start Dataset

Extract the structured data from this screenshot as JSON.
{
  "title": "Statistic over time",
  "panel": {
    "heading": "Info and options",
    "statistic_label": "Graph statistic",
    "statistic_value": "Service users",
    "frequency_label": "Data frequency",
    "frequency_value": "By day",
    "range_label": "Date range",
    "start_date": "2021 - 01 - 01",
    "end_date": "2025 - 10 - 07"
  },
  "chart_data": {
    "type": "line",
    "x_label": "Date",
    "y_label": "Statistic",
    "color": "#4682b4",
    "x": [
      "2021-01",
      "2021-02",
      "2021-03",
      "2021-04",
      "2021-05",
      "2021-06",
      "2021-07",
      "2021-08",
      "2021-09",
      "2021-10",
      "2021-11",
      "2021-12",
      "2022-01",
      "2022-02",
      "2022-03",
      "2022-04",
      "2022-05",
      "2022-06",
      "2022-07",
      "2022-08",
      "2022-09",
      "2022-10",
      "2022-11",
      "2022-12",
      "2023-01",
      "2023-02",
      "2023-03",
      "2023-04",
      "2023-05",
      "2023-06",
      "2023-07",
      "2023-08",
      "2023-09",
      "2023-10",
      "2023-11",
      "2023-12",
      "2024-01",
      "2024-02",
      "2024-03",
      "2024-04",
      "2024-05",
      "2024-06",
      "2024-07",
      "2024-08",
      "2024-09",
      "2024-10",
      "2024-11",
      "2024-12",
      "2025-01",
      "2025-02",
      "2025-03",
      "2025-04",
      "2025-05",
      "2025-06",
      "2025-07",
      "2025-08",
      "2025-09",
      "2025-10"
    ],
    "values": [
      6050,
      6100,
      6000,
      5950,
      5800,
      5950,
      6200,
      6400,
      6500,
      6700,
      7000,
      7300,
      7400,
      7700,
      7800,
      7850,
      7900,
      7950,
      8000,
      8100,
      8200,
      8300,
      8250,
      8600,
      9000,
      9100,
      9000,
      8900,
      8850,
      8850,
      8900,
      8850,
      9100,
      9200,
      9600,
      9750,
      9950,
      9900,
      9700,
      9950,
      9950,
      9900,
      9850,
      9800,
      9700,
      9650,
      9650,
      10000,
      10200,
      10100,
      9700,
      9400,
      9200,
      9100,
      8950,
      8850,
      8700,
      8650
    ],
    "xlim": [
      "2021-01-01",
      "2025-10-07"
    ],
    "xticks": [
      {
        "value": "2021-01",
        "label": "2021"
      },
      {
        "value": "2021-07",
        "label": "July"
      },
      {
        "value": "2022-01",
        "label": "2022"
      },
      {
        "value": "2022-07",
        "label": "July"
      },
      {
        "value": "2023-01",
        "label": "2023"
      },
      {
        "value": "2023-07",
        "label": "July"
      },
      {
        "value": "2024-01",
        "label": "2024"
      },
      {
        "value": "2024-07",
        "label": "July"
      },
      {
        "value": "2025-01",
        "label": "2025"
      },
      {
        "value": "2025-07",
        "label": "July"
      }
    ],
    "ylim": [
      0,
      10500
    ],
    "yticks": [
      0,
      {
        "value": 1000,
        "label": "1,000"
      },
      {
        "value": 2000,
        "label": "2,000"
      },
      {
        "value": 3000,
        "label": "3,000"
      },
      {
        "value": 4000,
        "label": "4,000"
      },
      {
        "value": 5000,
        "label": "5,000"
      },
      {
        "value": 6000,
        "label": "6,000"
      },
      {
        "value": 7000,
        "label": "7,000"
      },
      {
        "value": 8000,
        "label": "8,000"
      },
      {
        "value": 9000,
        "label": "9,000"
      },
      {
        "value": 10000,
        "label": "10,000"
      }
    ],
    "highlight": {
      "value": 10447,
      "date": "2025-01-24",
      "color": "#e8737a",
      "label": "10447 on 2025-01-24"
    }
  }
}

end Dataset

> Exercise aim
Take the listing above and set it down exactly.

> Result
Extract the structured data from this screenshot as JSON.
{
  "title": "Statistic over time",
  "panel": {
    "heading": "Info and options",
    "statistic_label": "Graph statistic",
    "statistic_value": "Service users",
    "frequency_label": "Data frequency",
    "frequency_value": "By day",
    "range_label": "Date range",
    "start_date": "2021 - 01 - 01",
    "end_date": "2025 - 10 - 07"
  },
  "chart_data": {
    "type": "line",
    "x_label": "Date",
    "y_label": "Statistic",
    "color": "#4682b4",
    "x": [
      "2021-01",
      "2021-02",
      "2021-03",
      "2021-04",
      "2021-05",
      "2021-06",
      "2021-07",
      "2021-08",
      "2021-09",
      "2021-10",
      "2021-11",
      "2021-12",
      "2022-01",
      "2022-02",
      "2022-03",
      "2022-04",
      "2022-05",
      "2022-06",
      "2022-07",
      "2022-08",
      "2022-09",
      "2022-10",
      "2022-11",
      "2022-12",
      "2023-01",
      "2023-02",
      "2023-03",
      "2023-04",
      "2023-05",
      "2023-06",
      "2023-07",
      "2023-08",
      "2023-09",
      "2023-10",
      "2023-11",
      "2023-12",
      "2024-01",
      "2024-02",
      "2024-03",
      "2024-04",
      "2024-05",
      "2024-06",
      "2024-07",
      "2024-08",
      "2024-09",
      "2024-10",
      "2024-11",
      "2024-12",
      "2025-01",
      "2025-02",
      "2025-03",
      "2025-04",
      "2025-05",
      "2025-06",
      "2025-07",
      "2025-08",
      "2025-09",
      "2025-10"
    ],
    "values": [
      6050,
      6100,
      6000,
      5950,
      5800,
      5950,
      6200,
      6400,
      6500,
      6700,
      7000,
      7300,
      7400,
      7700,
      7800,
      7850,
      7900,
      7950,
      8000,
      8100,
      8200,
      8300,
      8250,
      8600,
      9000,
      9100,
      9000,
      8900,
      8850,
      8850,
      8900,
      8850,
      9100,
      9200,
      9600,
      9750,
      9950,
      9900,
      9700,
      9950,
      9950,
      9900,
      9850,
      9800,
      9700,
      9650,
      9650,
      10000,
      10200,
      10100,
      9700,
      9400,
      9200,
      9100,
      8950,
      8850,
      8700,
      8650
    ],
    "xlim": [
      "2021-01-01",
      "2025-10-07"
    ],
    "xticks": [
      {
        "value": "2021-01",
        "label": "2021"
      },
      {
        "value": "2021-07",
        "label": "July"
      },
      {
        "value": "2022-01",
        "label": "2022"
      },
      {
        "value": "2022-07",
        "label": "July"
      },
      {
        "value": "2023-01",
        "label": "2023"
      },
      {
        "value": "2023-07",
        "label": "July"
      },
      {
        "value": "2024-01",
        "label": "2024"
      },
      {
        "value": "2024-07",
        "label": "July"
      },
      {
        "value": "2025-01",
        "label": "2025"
      },
      {
        "value": "2025-07",
        "label": "July"
      }
    ],
    "ylim": [
      0,
      10500
    ],
    "yticks": [
      0,
      {
        "value": 1000,
        "label": "1,000"
      },
      {
        "value": 2000,
        "label": "2,000"
      },
      {
        "value": 3000,
        "label": "3,000"
      },
      {
        "value": 4000,
        "label": "4,000"
      },
      {
        "value": 5000,
        "label": "5,000"
      },
      {
        "value": 6000,
        "label": "6,000"
      },
      {
        "value": 7000,
        "label": "7,000"
      },
      {
        "value": 8000,
        "label": "8,000"
      },
      {
        "value": 9000,
        "label": "9,000"
      },
      {
        "value": 10000,
        "label": "10,000"
      }
    ],
    "highlight": {
      "value": 10447,
      "date": "2025-01-24",
      "color": "#e8737a",
      "label": "10447 on 2025-01-24"
    }
  }
}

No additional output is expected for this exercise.